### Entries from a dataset

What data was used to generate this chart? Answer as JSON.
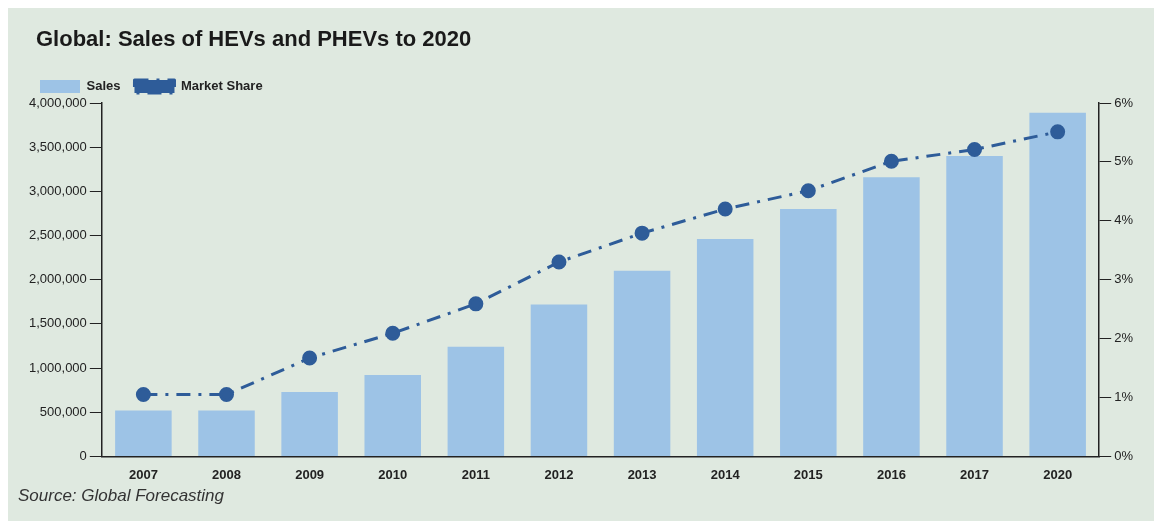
{
  "chart_data": {
    "type": "bar",
    "title": "Global: Sales of HEVs and PHEVs to 2020",
    "categories": [
      "2007",
      "2008",
      "2009",
      "2010",
      "2011",
      "2012",
      "2013",
      "2014",
      "2015",
      "2016",
      "2017",
      "2020"
    ],
    "series": [
      {
        "name": "Sales",
        "color": "#9dc3e6",
        "values": [
          520000,
          520000,
          730000,
          920000,
          1240000,
          1720000,
          2100000,
          2460000,
          2800000,
          3160000,
          3400000,
          3890000
        ]
      },
      {
        "name": "Market Share",
        "type": "line",
        "axis": "y2",
        "color": "#2e5c99",
        "marker": "circle",
        "line_style": "dashed",
        "values": [
          1.05,
          1.05,
          1.67,
          2.09,
          2.59,
          3.3,
          3.79,
          4.2,
          4.51,
          5.01,
          5.21,
          5.51
        ]
      }
    ],
    "ylim": [
      0,
      4000000
    ],
    "yticks": [
      0,
      {
        "value": 500000,
        "label": "500,000"
      },
      {
        "value": 1000000,
        "label": "1,000,000"
      },
      {
        "value": 1500000,
        "label": "1,500,000"
      },
      {
        "value": 2000000,
        "label": "2,000,000"
      },
      {
        "value": 2500000,
        "label": "2,500,000"
      },
      {
        "value": 3000000,
        "label": "3,000,000"
      },
      {
        "value": 3500000,
        "label": "3,500,000"
      },
      {
        "value": 4000000,
        "label": "4,000,000"
      }
    ],
    "y2lim": [
      0,
      6
    ],
    "y2ticks": [
      {
        "value": 0,
        "label": "0%"
      },
      {
        "value": 1,
        "label": "1%"
      },
      {
        "value": 2,
        "label": "2%"
      },
      {
        "value": 3,
        "label": "3%"
      },
      {
        "value": 4,
        "label": "4%"
      },
      {
        "value": 5,
        "label": "5%"
      },
      {
        "value": 6,
        "label": "6%"
      }
    ],
    "grid": false,
    "legend": "top left",
    "annotations": [
      "Source: Global Forecasting"
    ]
  }
}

### Requirements
Copy the listing exactly. Any image in it stays out of the copy.

### Solution to this problem
What data was used to generate this chart? Answer as JSON.
{
  "chart_data": {
    "type": "bar",
    "title": "Global: Sales of HEVs and PHEVs to 2020",
    "categories": [
      "2007",
      "2008",
      "2009",
      "2010",
      "2011",
      "2012",
      "2013",
      "2014",
      "2015",
      "2016",
      "2017",
      "2020"
    ],
    "series": [
      {
        "name": "Sales",
        "color": "#9dc3e6",
        "values": [
          520000,
          520000,
          730000,
          920000,
          1240000,
          1720000,
          2100000,
          2460000,
          2800000,
          3160000,
          3400000,
          3890000
        ]
      },
      {
        "name": "Market Share",
        "type": "line",
        "axis": "y2",
        "color": "#2e5c99",
        "marker": "circle",
        "line_style": "dashed",
        "values": [
          1.05,
          1.05,
          1.67,
          2.09,
          2.59,
          3.3,
          3.79,
          4.2,
          4.51,
          5.01,
          5.21,
          5.51
        ]
      }
    ],
    "ylim": [
      0,
      4000000
    ],
    "yticks": [
      0,
      {
        "value": 500000,
        "label": "500,000"
      },
      {
        "value": 1000000,
        "label": "1,000,000"
      },
      {
        "value": 1500000,
        "label": "1,500,000"
      },
      {
        "value": 2000000,
        "label": "2,000,000"
      },
      {
        "value": 2500000,
        "label": "2,500,000"
      },
      {
        "value": 3000000,
        "label": "3,000,000"
      },
      {
        "value": 3500000,
        "label": "3,500,000"
      },
      {
        "value": 4000000,
        "label": "4,000,000"
      }
    ],
    "y2lim": [
      0,
      6
    ],
    "y2ticks": [
      {
        "value": 0,
        "label": "0%"
      },
      {
        "value": 1,
        "label": "1%"
      },
      {
        "value": 2,
        "label": "2%"
      },
      {
        "value": 3,
        "label": "3%"
      },
      {
        "value": 4,
        "label": "4%"
      },
      {
        "value": 5,
        "label": "5%"
      },
      {
        "value": 6,
        "label": "6%"
      }
    ],
    "grid": false,
    "legend": "top left",
    "annotations": [
      "Source: Global Forecasting"
    ]
  }
}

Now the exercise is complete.